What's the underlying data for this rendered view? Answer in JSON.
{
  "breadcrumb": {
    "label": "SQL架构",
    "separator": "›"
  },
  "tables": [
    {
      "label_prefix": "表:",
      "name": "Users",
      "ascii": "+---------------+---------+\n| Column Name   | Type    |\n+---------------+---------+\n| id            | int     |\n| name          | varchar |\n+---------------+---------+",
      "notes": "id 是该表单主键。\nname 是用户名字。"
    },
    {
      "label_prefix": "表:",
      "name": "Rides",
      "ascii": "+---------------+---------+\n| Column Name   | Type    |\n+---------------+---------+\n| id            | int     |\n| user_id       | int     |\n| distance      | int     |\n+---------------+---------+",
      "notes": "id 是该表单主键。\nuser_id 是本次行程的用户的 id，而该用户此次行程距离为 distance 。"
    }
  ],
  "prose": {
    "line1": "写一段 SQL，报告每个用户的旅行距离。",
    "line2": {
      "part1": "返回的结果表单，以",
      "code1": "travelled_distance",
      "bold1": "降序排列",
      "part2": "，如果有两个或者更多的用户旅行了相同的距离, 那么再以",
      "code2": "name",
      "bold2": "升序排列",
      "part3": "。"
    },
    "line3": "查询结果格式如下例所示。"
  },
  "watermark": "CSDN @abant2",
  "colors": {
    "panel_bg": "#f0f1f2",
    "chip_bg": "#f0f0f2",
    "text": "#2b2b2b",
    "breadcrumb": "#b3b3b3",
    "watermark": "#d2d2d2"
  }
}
--------
◆ Problem to work on ◆
Work out how many lines in the records above hold the string "Type", then give only that count.

◆ Solution to the problem ◆
2